• _Exercise directions_: Wherever the string "jacket" appears in a line, extract that line.

• _Data to use_:
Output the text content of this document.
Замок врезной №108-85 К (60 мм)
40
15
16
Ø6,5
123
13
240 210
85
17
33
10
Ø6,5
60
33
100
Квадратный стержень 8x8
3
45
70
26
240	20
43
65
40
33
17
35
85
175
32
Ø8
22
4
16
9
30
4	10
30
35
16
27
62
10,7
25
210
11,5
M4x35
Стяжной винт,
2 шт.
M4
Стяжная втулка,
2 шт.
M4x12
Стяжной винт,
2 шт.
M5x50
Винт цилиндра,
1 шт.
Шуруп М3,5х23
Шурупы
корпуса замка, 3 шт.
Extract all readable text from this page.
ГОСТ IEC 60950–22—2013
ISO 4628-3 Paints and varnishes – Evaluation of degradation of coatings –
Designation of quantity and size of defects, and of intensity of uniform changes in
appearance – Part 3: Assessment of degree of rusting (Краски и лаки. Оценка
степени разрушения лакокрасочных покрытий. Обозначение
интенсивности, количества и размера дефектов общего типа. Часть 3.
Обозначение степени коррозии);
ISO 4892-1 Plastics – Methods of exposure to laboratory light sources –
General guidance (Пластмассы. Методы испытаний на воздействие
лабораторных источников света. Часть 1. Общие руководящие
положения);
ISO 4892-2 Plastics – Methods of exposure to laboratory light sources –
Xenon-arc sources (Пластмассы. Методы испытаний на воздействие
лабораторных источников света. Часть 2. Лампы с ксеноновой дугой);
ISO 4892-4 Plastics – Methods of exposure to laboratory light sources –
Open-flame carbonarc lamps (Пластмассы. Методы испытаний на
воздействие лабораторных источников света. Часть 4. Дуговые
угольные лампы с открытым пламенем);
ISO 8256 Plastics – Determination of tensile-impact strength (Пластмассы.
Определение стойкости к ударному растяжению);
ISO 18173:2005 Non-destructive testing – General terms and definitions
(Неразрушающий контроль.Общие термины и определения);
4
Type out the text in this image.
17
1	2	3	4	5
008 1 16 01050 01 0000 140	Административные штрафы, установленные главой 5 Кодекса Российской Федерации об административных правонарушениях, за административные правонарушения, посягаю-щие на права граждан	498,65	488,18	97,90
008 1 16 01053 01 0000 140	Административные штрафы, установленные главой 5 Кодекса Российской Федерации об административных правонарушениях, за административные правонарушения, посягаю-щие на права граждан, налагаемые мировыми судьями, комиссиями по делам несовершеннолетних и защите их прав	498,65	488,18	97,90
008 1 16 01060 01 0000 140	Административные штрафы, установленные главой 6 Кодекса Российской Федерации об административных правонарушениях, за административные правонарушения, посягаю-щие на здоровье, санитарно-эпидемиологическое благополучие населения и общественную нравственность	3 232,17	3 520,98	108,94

...

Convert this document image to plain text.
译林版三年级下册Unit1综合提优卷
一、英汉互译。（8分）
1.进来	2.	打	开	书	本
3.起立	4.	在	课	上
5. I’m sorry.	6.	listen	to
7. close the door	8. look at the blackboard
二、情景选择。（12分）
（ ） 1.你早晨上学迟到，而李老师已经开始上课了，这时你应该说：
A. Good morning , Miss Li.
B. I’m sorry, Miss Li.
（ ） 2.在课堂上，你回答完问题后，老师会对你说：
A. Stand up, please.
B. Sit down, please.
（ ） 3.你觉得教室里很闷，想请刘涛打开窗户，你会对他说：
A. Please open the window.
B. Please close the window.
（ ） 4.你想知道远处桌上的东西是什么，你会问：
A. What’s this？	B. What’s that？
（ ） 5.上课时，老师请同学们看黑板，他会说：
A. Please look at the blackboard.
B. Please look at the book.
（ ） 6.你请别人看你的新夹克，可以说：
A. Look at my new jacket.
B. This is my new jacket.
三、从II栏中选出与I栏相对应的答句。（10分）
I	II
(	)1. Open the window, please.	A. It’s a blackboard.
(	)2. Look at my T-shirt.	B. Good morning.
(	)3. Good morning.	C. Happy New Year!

• _Answer below_:
A. Look at my new jacket.
B. This is my new jacket.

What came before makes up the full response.